Set problem: Repeat each record exactly as written, and drop any images.

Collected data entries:
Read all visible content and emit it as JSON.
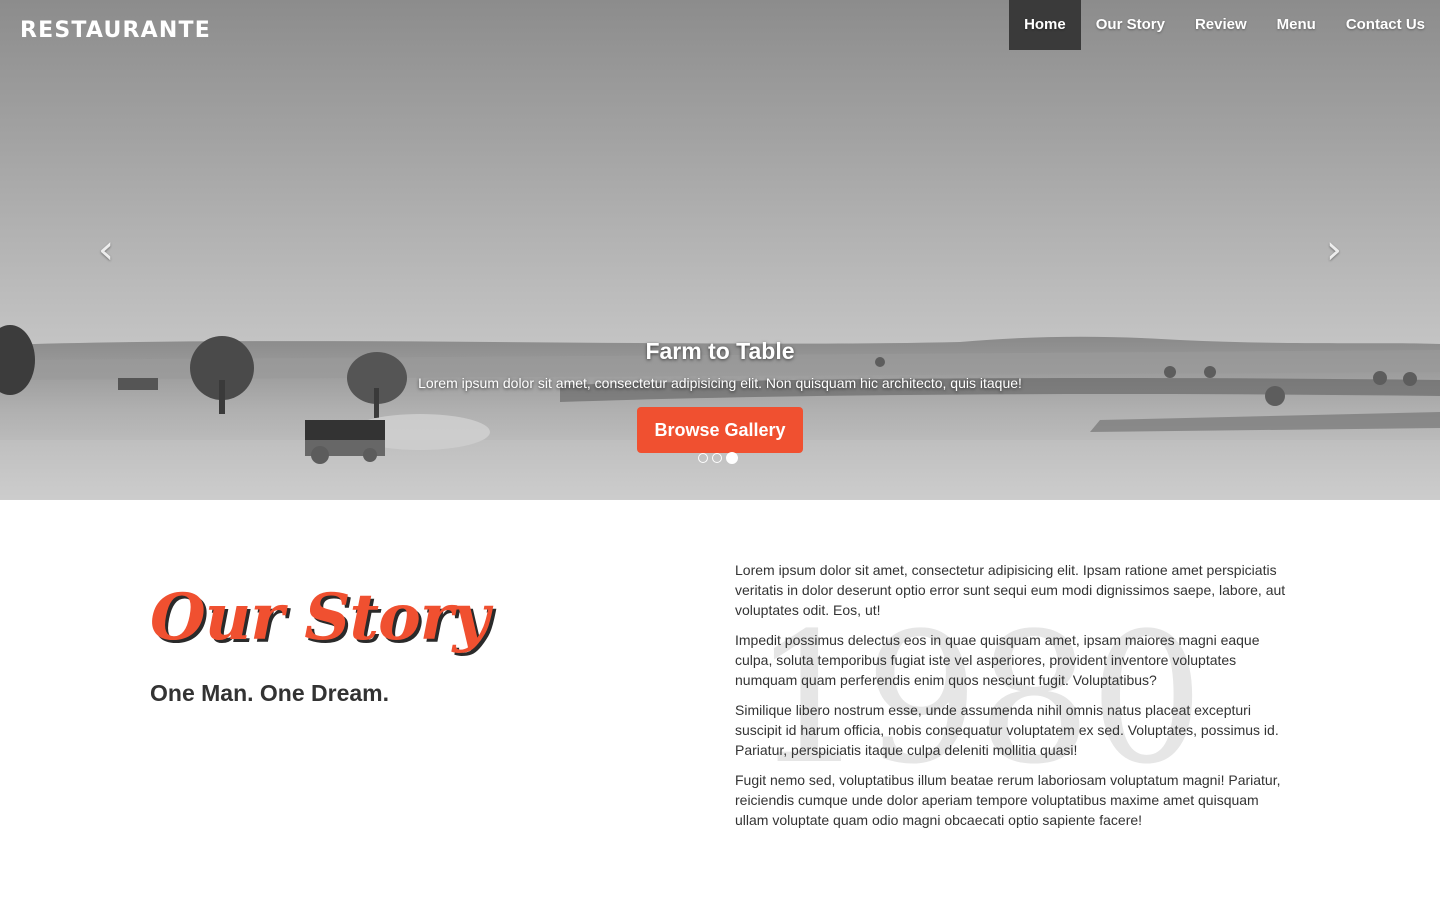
{
  "brand": "RESTAURANTE",
  "nav": [
    "Home",
    "Our Story",
    "Review",
    "Menu",
    "Contact Us"
  ],
  "nav_active": "Home",
  "carousel": {
    "prev_icon": "chevron-left-icon",
    "next_icon": "chevron-right-icon",
    "title": "Farm to Table",
    "text": "Lorem ipsum dolor sit amet, consectetur adipisicing elit. Non quisquam hic architecto, quis itaque!",
    "button": "Browse Gallery",
    "slides": 3,
    "active_slide": 3
  },
  "story": {
    "heading": "Our Story",
    "subheading": "One Man. One Dream.",
    "watermark": "1980",
    "paragraphs": [
      "Lorem ipsum dolor sit amet, consectetur adipisicing elit. Ipsam ratione amet perspiciatis veritatis in dolor deserunt optio error sunt sequi eum modi dignissimos saepe, labore, aut voluptates odit. Eos, ut!",
      "Impedit possimus delectus eos in quae quisquam amet, ipsam maiores magni eaque culpa, soluta temporibus fugiat iste vel asperiores, provident inventore voluptates numquam quam perferendis enim quos nesciunt fugit. Voluptatibus?",
      "Similique libero nostrum esse, unde assumenda nihil omnis natus placeat excepturi suscipit id harum officia, nobis consequatur voluptatem ex sed. Voluptates, possimus id. Pariatur, perspiciatis itaque culpa deleniti mollitia quasi!",
      "Fugit nemo sed, voluptatibus illum beatae rerum laboriosam voluptatum magni! Pariatur, reiciendis cumque unde dolor aperiam tempore voluptatibus maxime amet quisquam ullam voluptate quam odio magni obcaecati optio sapiente facere!"
    ]
  },
  "colors": {
    "accent": "#f05030",
    "nav_active_bg": "#3a3a3a",
    "text": "#333333",
    "watermark": "#e6e6e6"
  }
}
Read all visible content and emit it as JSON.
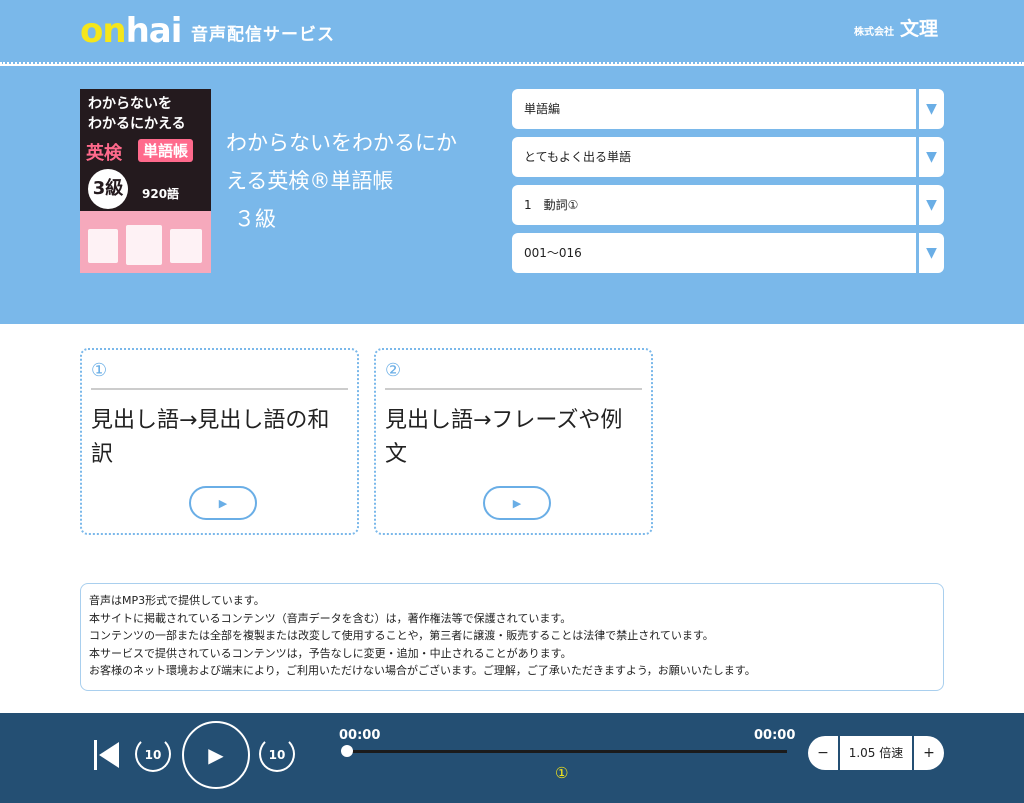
{
  "header": {
    "logo_on": "on",
    "logo_hai": "hai",
    "service_name": "音声配信サービス",
    "company_prefix": "株式会社",
    "company_name": "文理"
  },
  "book": {
    "cover": {
      "line1": "わからないを",
      "line2": "わかるにかえる",
      "eiken": "英検",
      "tango": "単語帳",
      "grade": "3級",
      "count": "920語"
    },
    "title_lines": [
      "わからないをわかるにか",
      "える英検®単語帳",
      "３級"
    ]
  },
  "selects": [
    {
      "label": "単語編"
    },
    {
      "label": "とてもよく出る単語"
    },
    {
      "label": "1　動詞①"
    },
    {
      "label": "001～016"
    }
  ],
  "tracks": [
    {
      "number": "①",
      "title": "見出し語→見出し語の和訳"
    },
    {
      "number": "②",
      "title": "見出し語→フレーズや例文"
    }
  ],
  "notice": [
    "音声はMP3形式で提供しています。",
    "本サイトに掲載されているコンテンツ（音声データを含む）は，著作権法等で保護されています。",
    "コンテンツの一部または全部を複製または改変して使用することや，第三者に譲渡・販売することは法律で禁止されています。",
    "本サービスで提供されているコンテンツは，予告なしに変更・追加・中止されることがあります。",
    "お客様のネット環境および端末により，ご利用いただけない場合がございます。ご理解，ご了承いただきますよう，お願いいたします。"
  ],
  "player": {
    "time_current": "00:00",
    "time_total": "00:00",
    "progress": 0,
    "current_track": "①",
    "rewind_seconds": "10",
    "forward_seconds": "10",
    "speed_minus": "−",
    "speed_plus": "+",
    "speed_value": "1.05 倍速"
  },
  "colors": {
    "header_blue": "#7ab8ea",
    "player_navy": "#244f73",
    "accent_yellow": "#f5e61b"
  }
}
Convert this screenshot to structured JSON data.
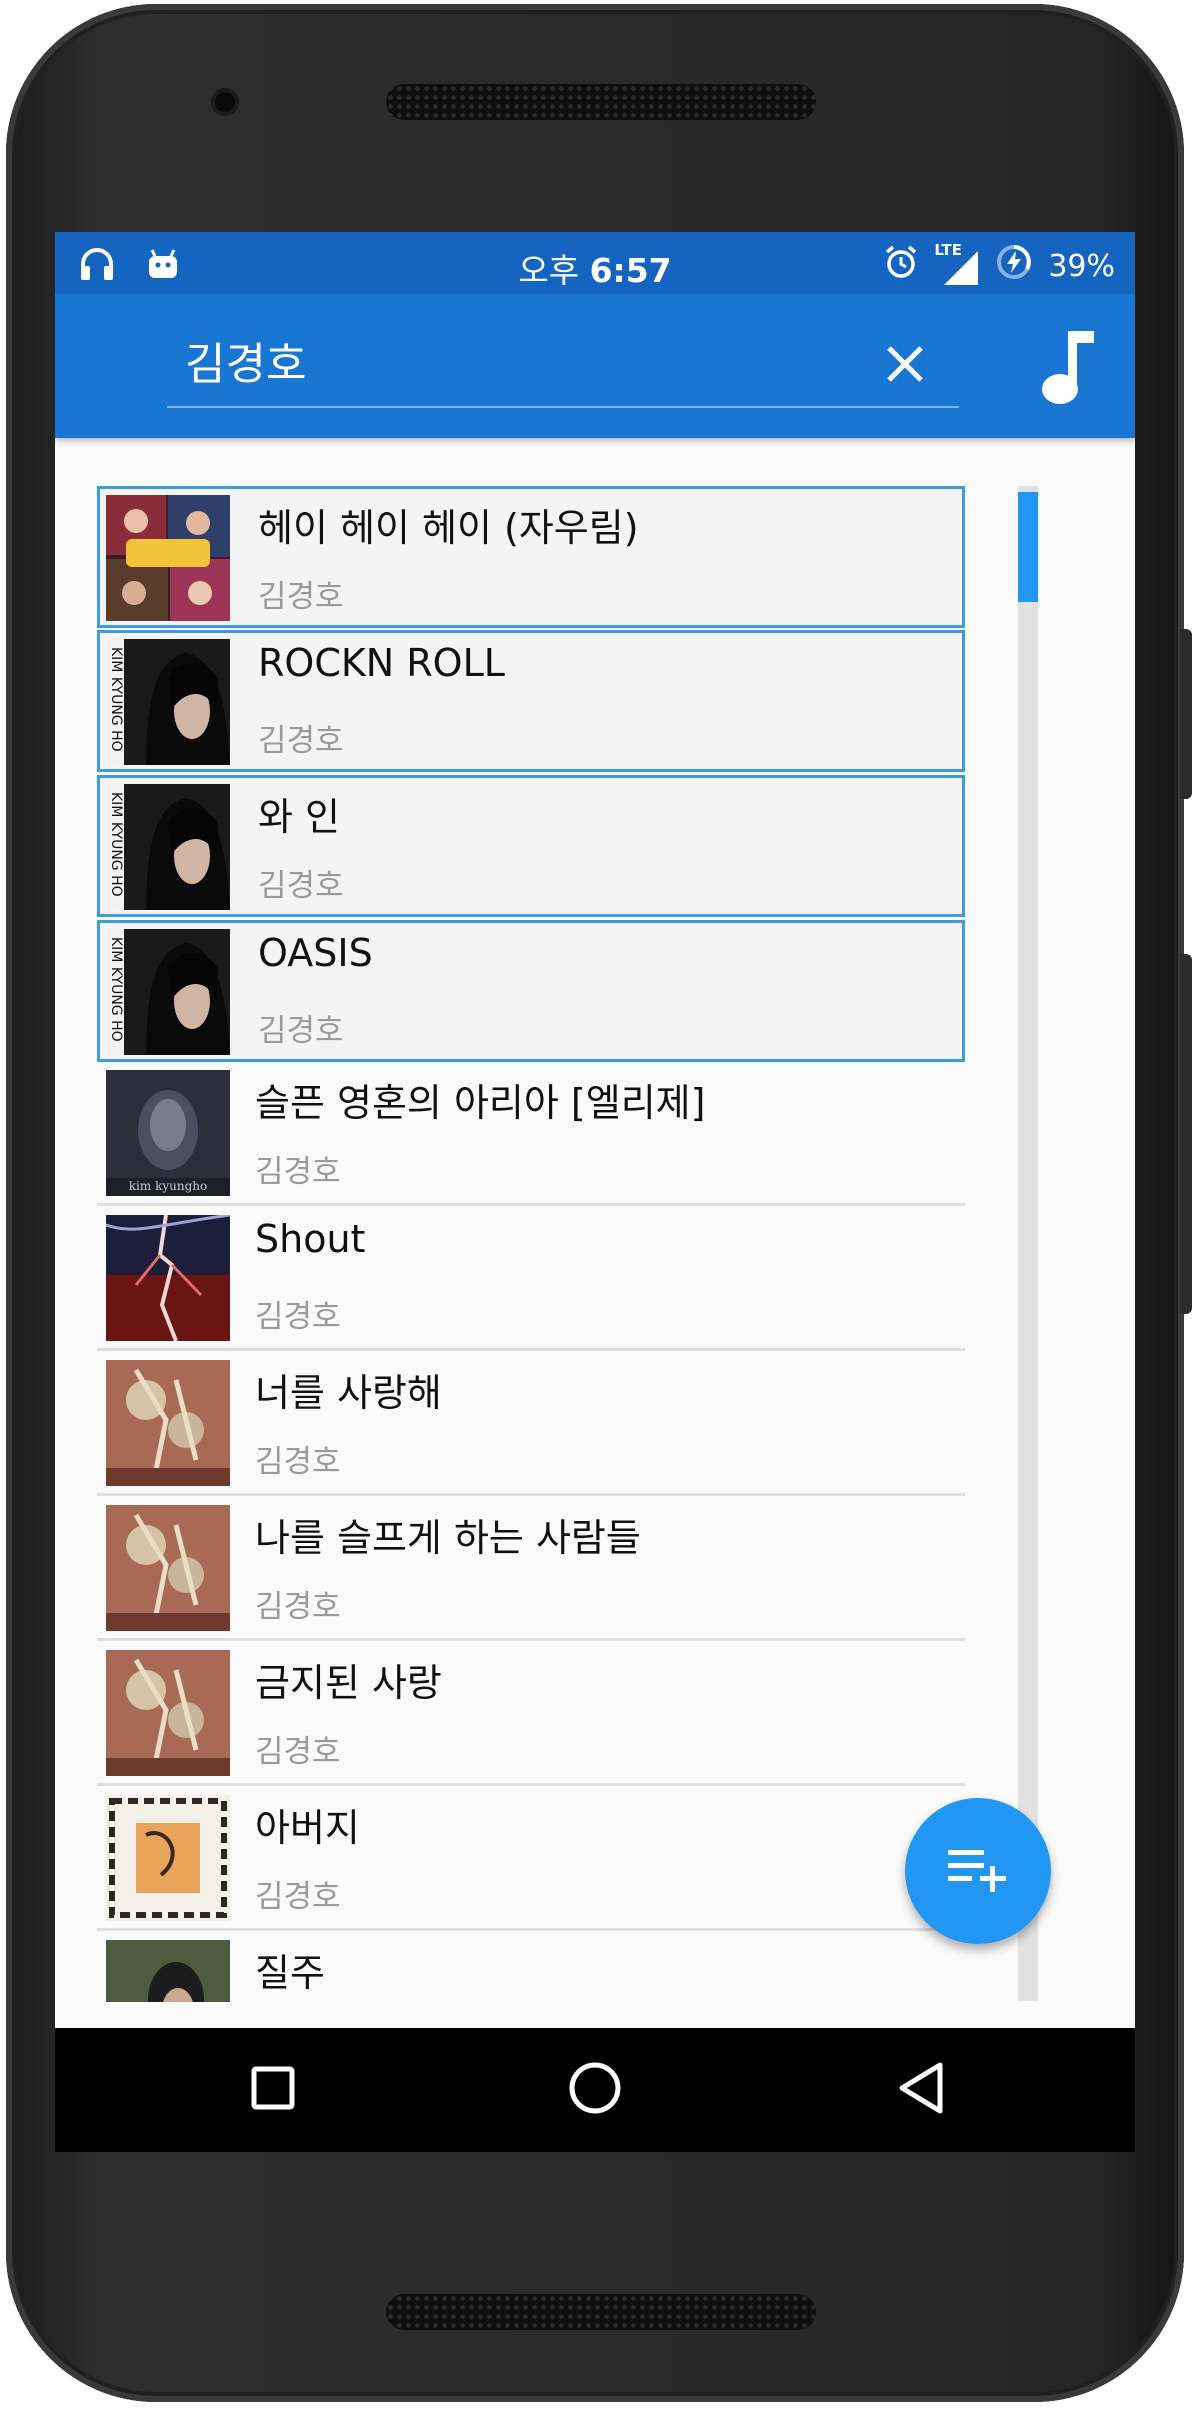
{
  "status_bar": {
    "time_prefix": "오후",
    "time": "6:57",
    "network": "LTE",
    "battery": "39%",
    "icons": [
      "headphones-icon",
      "android-debug-icon",
      "alarm-icon",
      "signal-icon",
      "battery-charging-icon"
    ]
  },
  "search": {
    "query": "김경호",
    "clear_icon": "close-icon",
    "action_icon": "music-note-icon"
  },
  "songs": [
    {
      "title": "헤이 헤이 헤이 (자우림)",
      "artist": "김경호",
      "selected": true,
      "art": "concert-collage"
    },
    {
      "title": "ROCKN ROLL",
      "artist": "김경호",
      "selected": true,
      "art": "kim-kyung-ho-portrait",
      "art_text": "KIM KYUNG HO"
    },
    {
      "title": "와 인",
      "artist": "김경호",
      "selected": true,
      "art": "kim-kyung-ho-portrait",
      "art_text": "KIM KYUNG HO"
    },
    {
      "title": "OASIS",
      "artist": "김경호",
      "selected": true,
      "art": "kim-kyung-ho-portrait",
      "art_text": "KIM KYUNG HO"
    },
    {
      "title": "슬픈 영혼의 아리아 [엘리제]",
      "artist": "김경호",
      "selected": false,
      "art": "dark-face",
      "art_text": "kim kyungho"
    },
    {
      "title": "Shout",
      "artist": "김경호",
      "selected": false,
      "art": "red-lightning"
    },
    {
      "title": "너를 사랑해",
      "artist": "김경호",
      "selected": false,
      "art": "patterned-cover"
    },
    {
      "title": "나를 슬프게 하는 사람들",
      "artist": "김경호",
      "selected": false,
      "art": "patterned-cover"
    },
    {
      "title": "금지된 사랑",
      "artist": "김경호",
      "selected": false,
      "art": "patterned-cover"
    },
    {
      "title": "아버지",
      "artist": "김경호",
      "selected": false,
      "art": "calligraphy-cover"
    },
    {
      "title": "질주",
      "artist": "김경호",
      "selected": false,
      "art": "portrait-green"
    }
  ],
  "fab": {
    "icon": "playlist-add-icon"
  },
  "nav": {
    "icons": [
      "recents-square-icon",
      "home-circle-icon",
      "back-triangle-icon"
    ]
  },
  "colors": {
    "status_bar": "#1565c0",
    "toolbar": "#1976d2",
    "accent": "#2196f3",
    "selection_border": "#3d9be0"
  }
}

Answer below:
Read all visible content and emit it as JSON.
{
  "brand": "RESTAURANTE",
  "nav": [
    "Home",
    "Our Story",
    "Review",
    "Menu",
    "Contact Us"
  ],
  "nav_active": "Home",
  "carousel": {
    "prev_icon": "chevron-left-icon",
    "next_icon": "chevron-right-icon",
    "title": "Farm to Table",
    "text": "Lorem ipsum dolor sit amet, consectetur adipisicing elit. Non quisquam hic architecto, quis itaque!",
    "button": "Browse Gallery",
    "slides": 3,
    "active_slide": 3
  },
  "story": {
    "heading": "Our Story",
    "subheading": "One Man. One Dream.",
    "watermark": "1980",
    "paragraphs": [
      "Lorem ipsum dolor sit amet, consectetur adipisicing elit. Ipsam ratione amet perspiciatis veritatis in dolor deserunt optio error sunt sequi eum modi dignissimos saepe, labore, aut voluptates odit. Eos, ut!",
      "Impedit possimus delectus eos in quae quisquam amet, ipsam maiores magni eaque culpa, soluta temporibus fugiat iste vel asperiores, provident inventore voluptates numquam quam perferendis enim quos nesciunt fugit. Voluptatibus?",
      "Similique libero nostrum esse, unde assumenda nihil omnis natus placeat excepturi suscipit id harum officia, nobis consequatur voluptatem ex sed. Voluptates, possimus id. Pariatur, perspiciatis itaque culpa deleniti mollitia quasi!",
      "Fugit nemo sed, voluptatibus illum beatae rerum laboriosam voluptatum magni! Pariatur, reiciendis cumque unde dolor aperiam tempore voluptatibus maxime amet quisquam ullam voluptate quam odio magni obcaecati optio sapiente facere!"
    ]
  },
  "colors": {
    "accent": "#f05030",
    "nav_active_bg": "#3a3a3a",
    "text": "#333333",
    "watermark": "#e6e6e6"
  }
}
Read all visible content and emit it as JSON.
{
  "header": {
    "logo_on": "on",
    "logo_hai": "hai",
    "service_name": "音声配信サービス",
    "company_prefix": "株式会社",
    "company_name": "文理"
  },
  "book": {
    "cover": {
      "line1": "わからないを",
      "line2": "わかるにかえる",
      "eiken": "英検",
      "tango": "単語帳",
      "grade": "3級",
      "count": "920語"
    },
    "title_lines": [
      "わからないをわかるにか",
      "える英検®単語帳",
      "３級"
    ]
  },
  "selects": [
    {
      "label": "単語編"
    },
    {
      "label": "とてもよく出る単語"
    },
    {
      "label": "1　動詞①"
    },
    {
      "label": "001～016"
    }
  ],
  "tracks": [
    {
      "number": "①",
      "title": "見出し語→見出し語の和訳"
    },
    {
      "number": "②",
      "title": "見出し語→フレーズや例文"
    }
  ],
  "notice": [
    "音声はMP3形式で提供しています。",
    "本サイトに掲載されているコンテンツ（音声データを含む）は，著作権法等で保護されています。",
    "コンテンツの一部または全部を複製または改変して使用することや，第三者に譲渡・販売することは法律で禁止されています。",
    "本サービスで提供されているコンテンツは，予告なしに変更・追加・中止されることがあります。",
    "お客様のネット環境および端末により，ご利用いただけない場合がございます。ご理解，ご了承いただきますよう，お願いいたします。"
  ],
  "player": {
    "time_current": "00:00",
    "time_total": "00:00",
    "progress": 0,
    "current_track": "①",
    "rewind_seconds": "10",
    "forward_seconds": "10",
    "speed_minus": "−",
    "speed_plus": "+",
    "speed_value": "1.05 倍速"
  },
  "colors": {
    "header_blue": "#7ab8ea",
    "player_navy": "#244f73",
    "accent_yellow": "#f5e61b"
  }
}
Convert this screenshot to structured JSON data.
{
  "status_bar": {
    "time_prefix": "오후",
    "time": "6:57",
    "network": "LTE",
    "battery": "39%",
    "icons": [
      "headphones-icon",
      "android-debug-icon",
      "alarm-icon",
      "signal-icon",
      "battery-charging-icon"
    ]
  },
  "search": {
    "query": "김경호",
    "clear_icon": "close-icon",
    "action_icon": "music-note-icon"
  },
  "songs": [
    {
      "title": "헤이 헤이 헤이 (자우림)",
      "artist": "김경호",
      "selected": true,
      "art": "concert-collage"
    },
    {
      "title": "ROCKN ROLL",
      "artist": "김경호",
      "selected": true,
      "art": "kim-kyung-ho-portrait",
      "art_text": "KIM KYUNG HO"
    },
    {
      "title": "와 인",
      "artist": "김경호",
      "selected": true,
      "art": "kim-kyung-ho-portrait",
      "art_text": "KIM KYUNG HO"
    },
    {
      "title": "OASIS",
      "artist": "김경호",
      "selected": true,
      "art": "kim-kyung-ho-portrait",
      "art_text": "KIM KYUNG HO"
    },
    {
      "title": "슬픈 영혼의 아리아 [엘리제]",
      "artist": "김경호",
      "selected": false,
      "art": "dark-face",
      "art_text": "kim kyungho"
    },
    {
      "title": "Shout",
      "artist": "김경호",
      "selected": false,
      "art": "red-lightning"
    },
    {
      "title": "너를 사랑해",
      "artist": "김경호",
      "selected": false,
      "art": "patterned-cover"
    },
    {
      "title": "나를 슬프게 하는 사람들",
      "artist": "김경호",
      "selected": false,
      "art": "patterned-cover"
    },
    {
      "title": "금지된 사랑",
      "artist": "김경호",
      "selected": false,
      "art": "patterned-cover"
    },
    {
      "title": "아버지",
      "artist": "김경호",
      "selected": false,
      "art": "calligraphy-cover"
    },
    {
      "title": "질주",
      "artist": "김경호",
      "selected": false,
      "art": "portrait-green"
    }
  ],
  "fab": {
    "icon": "playlist-add-icon"
  },
  "nav": {
    "icons": [
      "recents-square-icon",
      "home-circle-icon",
      "back-triangle-icon"
    ]
  },
  "colors": {
    "status_bar": "#1565c0",
    "toolbar": "#1976d2",
    "accent": "#2196f3",
    "selection_border": "#3d9be0"
  }
}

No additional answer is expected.